### Required work
Take the line that has "Give me a plain-text" in it and every line after it to the end of the entries, and reproduce them exactly.

### Dataset content
********
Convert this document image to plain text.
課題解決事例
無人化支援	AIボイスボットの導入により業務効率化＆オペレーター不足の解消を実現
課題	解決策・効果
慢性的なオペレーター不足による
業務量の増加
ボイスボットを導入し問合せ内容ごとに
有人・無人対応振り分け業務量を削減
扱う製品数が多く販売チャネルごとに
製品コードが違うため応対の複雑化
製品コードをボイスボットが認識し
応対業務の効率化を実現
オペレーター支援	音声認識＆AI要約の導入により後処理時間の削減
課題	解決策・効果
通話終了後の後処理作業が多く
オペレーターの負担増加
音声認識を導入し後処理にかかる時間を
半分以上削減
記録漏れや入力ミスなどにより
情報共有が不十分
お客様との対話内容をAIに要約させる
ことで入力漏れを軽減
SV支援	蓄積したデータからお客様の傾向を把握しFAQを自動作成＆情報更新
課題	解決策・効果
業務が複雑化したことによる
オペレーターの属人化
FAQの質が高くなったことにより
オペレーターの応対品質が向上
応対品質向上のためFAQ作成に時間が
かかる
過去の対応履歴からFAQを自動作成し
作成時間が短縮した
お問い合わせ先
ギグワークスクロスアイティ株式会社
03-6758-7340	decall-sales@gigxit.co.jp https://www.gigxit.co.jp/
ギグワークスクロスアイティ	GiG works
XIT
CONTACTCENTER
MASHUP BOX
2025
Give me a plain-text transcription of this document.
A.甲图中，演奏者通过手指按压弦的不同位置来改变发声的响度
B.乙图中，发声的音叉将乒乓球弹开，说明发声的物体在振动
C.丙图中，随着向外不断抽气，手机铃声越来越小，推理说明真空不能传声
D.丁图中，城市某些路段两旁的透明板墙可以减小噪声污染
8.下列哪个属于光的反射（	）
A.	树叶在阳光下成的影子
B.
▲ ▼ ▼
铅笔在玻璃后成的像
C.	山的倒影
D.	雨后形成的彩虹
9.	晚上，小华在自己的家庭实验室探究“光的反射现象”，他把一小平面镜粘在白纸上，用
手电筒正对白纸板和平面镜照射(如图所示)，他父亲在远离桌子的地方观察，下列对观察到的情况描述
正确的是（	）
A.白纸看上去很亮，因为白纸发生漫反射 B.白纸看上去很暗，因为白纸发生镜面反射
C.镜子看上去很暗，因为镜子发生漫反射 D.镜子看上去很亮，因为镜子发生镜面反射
********
### Result of this exercise
Give me a plain-text transcription of this document.
A.甲图中，演奏者通过手指按压弦的不同位置来改变发声的响度
B.乙图中，发声的音叉将乒乓球弹开，说明发声的物体在振动
C.丙图中，随着向外不断抽气，手机铃声越来越小，推理说明真空不能传声
D.丁图中，城市某些路段两旁的透明板墙可以减小噪声污染
8.下列哪个属于光的反射（	）
A.	树叶在阳光下成的影子
B.
▲ ▼ ▼
铅笔在玻璃后成的像
C.	山的倒影
D.	雨后形成的彩虹
9.	晚上，小华在自己的家庭实验室探究“光的反射现象”，他把一小平面镜粘在白纸上，用
手电筒正对白纸板和平面镜照射(如图所示)，他父亲在远离桌子的地方观察，下列对观察到的情况描述
正确的是（	）
A.白纸看上去很亮，因为白纸发生漫反射 B.白纸看上去很暗，因为白纸发生镜面反射
C.镜子看上去很暗，因为镜子发生漫反射 D.镜子看上去很亮，因为镜子发生镜面反射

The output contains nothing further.